Então se a aula não colar, lá vou eu tentar pelo menos terminar alguma coisa pra amanhã ou depois de amanhã. Não é desleixo, é medo mesmo, de não dar conta de tudo.

Amanhã também começo meu estágio no Laces...

Olhem bem pra mim e saberão se foi bom ou ruim.

Aliás, contei a vocês que sou orientanda da Kátia Lerner? Estamos começando agora a discutir nosso projeto. Ao que me parece, ainda vamos analisar o discurso construído pela mídia impressa de Fortaleza sobre o SUS. E já iniciei pagando mico. Ao começar a indicar minhas leituras, ela perguntou assim: ‘Você já leu o que é o SUS?’ E eu, vaidosa, respondi: ‘Umas trezentas vezes, professora’. E ela: ‘Então tá. Não vou te fazer ler 301’. Depois me ocorreu que a pergunta era simples demais e retrocedi: ‘Professora, ‘O que é o SUS’ é um livro’? E ela: ‘Sim, claro’. Vai fazer título bobo assim lá em casa, né? Foi o que eu pensei. Porque o que eu disse mesmo foi: ‘Desculpa professora, imaginei que a pergunta fosse se eu tinha leituras sobre o que é o SUS, assim, de um modo geral’.

Bibliografias a parte por agora, estou feliz de ser orientanda dela. É como se eu voltasse a um movimento de disciplina do qual havia saído desde que concluí a Universidade. Naquela época, tive uma orientadora tão complicada, mas tão complicada, que quando apresentei minha monografia eu só pensava que nunca mais queria saber de uma pesquisa na vida! Na Especialização, paguei pelos meus desejos e arrumei uma professora que marcava comigo na casa dela e não aparecia! Imaginem vocês: na casa dela e ela ainda conseguia sumir! Eu ficava sentada na calçada, esperando, até ela chegar com as desculpas mais esfarrapadas do mundo. Enfim, tenho muita fé na firmeza da Kátia. Acho que vai ser bem produtivo.

### REGISTROS LISTADOS
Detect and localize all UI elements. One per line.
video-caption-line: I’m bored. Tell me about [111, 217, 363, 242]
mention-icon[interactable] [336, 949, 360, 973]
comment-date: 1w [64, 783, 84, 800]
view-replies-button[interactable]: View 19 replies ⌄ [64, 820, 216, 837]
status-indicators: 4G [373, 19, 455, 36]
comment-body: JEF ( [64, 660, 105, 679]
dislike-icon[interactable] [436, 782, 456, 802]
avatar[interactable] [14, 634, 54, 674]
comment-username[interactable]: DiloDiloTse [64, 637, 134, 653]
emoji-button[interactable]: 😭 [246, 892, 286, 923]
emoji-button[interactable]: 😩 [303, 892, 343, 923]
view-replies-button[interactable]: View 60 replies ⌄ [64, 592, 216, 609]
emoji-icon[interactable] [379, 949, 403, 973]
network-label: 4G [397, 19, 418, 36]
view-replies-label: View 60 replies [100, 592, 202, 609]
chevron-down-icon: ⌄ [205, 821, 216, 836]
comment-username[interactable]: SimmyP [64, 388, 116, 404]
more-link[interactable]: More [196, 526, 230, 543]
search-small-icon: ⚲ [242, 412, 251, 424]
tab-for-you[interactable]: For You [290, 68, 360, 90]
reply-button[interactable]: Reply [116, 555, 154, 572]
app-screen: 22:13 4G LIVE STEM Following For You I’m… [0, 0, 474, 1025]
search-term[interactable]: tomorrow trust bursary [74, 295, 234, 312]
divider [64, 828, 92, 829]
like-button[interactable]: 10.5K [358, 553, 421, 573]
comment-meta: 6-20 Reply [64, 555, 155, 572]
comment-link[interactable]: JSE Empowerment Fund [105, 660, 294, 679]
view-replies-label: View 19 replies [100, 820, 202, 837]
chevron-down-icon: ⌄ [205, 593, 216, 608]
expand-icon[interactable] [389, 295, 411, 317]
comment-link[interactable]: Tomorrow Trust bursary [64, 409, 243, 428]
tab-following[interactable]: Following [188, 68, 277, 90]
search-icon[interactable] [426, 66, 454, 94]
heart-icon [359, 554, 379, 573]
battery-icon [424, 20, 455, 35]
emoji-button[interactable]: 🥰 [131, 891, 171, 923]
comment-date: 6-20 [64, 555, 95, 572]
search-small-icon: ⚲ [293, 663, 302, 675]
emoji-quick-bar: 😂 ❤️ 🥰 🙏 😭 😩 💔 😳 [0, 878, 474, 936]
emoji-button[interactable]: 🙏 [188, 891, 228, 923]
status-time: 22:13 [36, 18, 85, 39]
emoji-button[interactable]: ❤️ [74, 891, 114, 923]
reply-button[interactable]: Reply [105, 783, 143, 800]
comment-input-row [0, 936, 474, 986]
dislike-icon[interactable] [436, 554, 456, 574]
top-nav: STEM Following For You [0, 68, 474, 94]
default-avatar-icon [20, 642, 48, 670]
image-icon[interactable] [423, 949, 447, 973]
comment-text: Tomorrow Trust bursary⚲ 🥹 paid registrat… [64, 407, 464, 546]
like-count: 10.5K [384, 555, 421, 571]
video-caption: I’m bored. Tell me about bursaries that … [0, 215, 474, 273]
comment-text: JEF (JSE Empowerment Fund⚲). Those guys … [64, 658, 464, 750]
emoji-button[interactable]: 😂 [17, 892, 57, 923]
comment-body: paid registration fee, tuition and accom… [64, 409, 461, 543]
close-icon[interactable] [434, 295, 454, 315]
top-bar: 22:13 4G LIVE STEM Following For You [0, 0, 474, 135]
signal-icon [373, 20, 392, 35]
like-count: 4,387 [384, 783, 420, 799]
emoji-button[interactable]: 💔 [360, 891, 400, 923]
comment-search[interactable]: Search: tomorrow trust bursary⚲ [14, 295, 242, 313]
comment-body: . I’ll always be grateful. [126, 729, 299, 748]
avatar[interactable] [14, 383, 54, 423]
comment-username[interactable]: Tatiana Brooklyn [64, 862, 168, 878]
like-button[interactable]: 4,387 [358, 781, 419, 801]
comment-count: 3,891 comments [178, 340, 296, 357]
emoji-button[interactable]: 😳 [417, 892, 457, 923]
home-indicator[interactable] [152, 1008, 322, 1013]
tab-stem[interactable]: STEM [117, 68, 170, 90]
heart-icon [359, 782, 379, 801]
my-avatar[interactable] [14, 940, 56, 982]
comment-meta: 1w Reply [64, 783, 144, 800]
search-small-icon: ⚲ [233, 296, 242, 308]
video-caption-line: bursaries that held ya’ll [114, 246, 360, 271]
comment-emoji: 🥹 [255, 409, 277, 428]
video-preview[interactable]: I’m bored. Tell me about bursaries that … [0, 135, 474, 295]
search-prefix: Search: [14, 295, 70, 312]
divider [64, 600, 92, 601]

### OBJETIVO DA TAREFA A
Responda às perguntas abaixo com base no trecho.
(i) Onde começa o estágio mencionado no trecho?
(ii) Segundo o trecho, o que provavelmente será analisado no projeto com a orientadora?
(iii) Onde a professora da Especialização marcava os encontros?
### OBJETIVO DA TAREFA B
Copie sem nenhuma alteração as linhas da listagem, do começo dela até a linha que contém "search-small-icon: ⚲ [293, 663, 302, 675]", incluindo essa linha.

### RESPOSTA DESENVOLVIDA A
(i) No Laces.
(ii) O discurso construído pela mídia impressa de Fortaleza sobre o SUS.
(iii) Na casa dela.

### RESPOSTA DESENVOLVIDA B
Detect and localize all UI elements. One per line.
video-caption-line: I’m bored. Tell me about [111, 217, 363, 242]
mention-icon[interactable] [336, 949, 360, 973]
comment-date: 1w [64, 783, 84, 800]
view-replies-button[interactable]: View 19 replies ⌄ [64, 820, 216, 837]
status-indicators: 4G [373, 19, 455, 36]
comment-body: JEF ( [64, 660, 105, 679]
dislike-icon[interactable] [436, 782, 456, 802]
avatar[interactable] [14, 634, 54, 674]
comment-username[interactable]: DiloDiloTse [64, 637, 134, 653]
emoji-button[interactable]: 😭 [246, 892, 286, 923]
emoji-button[interactable]: 😩 [303, 892, 343, 923]
view-replies-button[interactable]: View 60 replies ⌄ [64, 592, 216, 609]
emoji-icon[interactable] [379, 949, 403, 973]
network-label: 4G [397, 19, 418, 36]
view-replies-label: View 60 replies [100, 592, 202, 609]
chevron-down-icon: ⌄ [205, 821, 216, 836]
comment-username[interactable]: SimmyP [64, 388, 116, 404]
more-link[interactable]: More [196, 526, 230, 543]
search-small-icon: ⚲ [242, 412, 251, 424]
tab-for-you[interactable]: For You [290, 68, 360, 90]
reply-button[interactable]: Reply [116, 555, 154, 572]
app-screen: 22:13 4G LIVE STEM Following For You I’m… [0, 0, 474, 1025]
search-term[interactable]: tomorrow trust bursary [74, 295, 234, 312]
divider [64, 828, 92, 829]
like-button[interactable]: 10.5K [358, 553, 421, 573]
comment-meta: 6-20 Reply [64, 555, 155, 572]
comment-link[interactable]: JSE Empowerment Fund [105, 660, 294, 679]
view-replies-label: View 19 replies [100, 820, 202, 837]
chevron-down-icon: ⌄ [205, 593, 216, 608]
expand-icon[interactable] [389, 295, 411, 317]
comment-link[interactable]: Tomorrow Trust bursary [64, 409, 243, 428]
tab-following[interactable]: Following [188, 68, 277, 90]
search-icon[interactable] [426, 66, 454, 94]
heart-icon [359, 554, 379, 573]
battery-icon [424, 20, 455, 35]
emoji-button[interactable]: 🥰 [131, 891, 171, 923]
comment-date: 6-20 [64, 555, 95, 572]
search-small-icon: ⚲ [293, 663, 302, 675]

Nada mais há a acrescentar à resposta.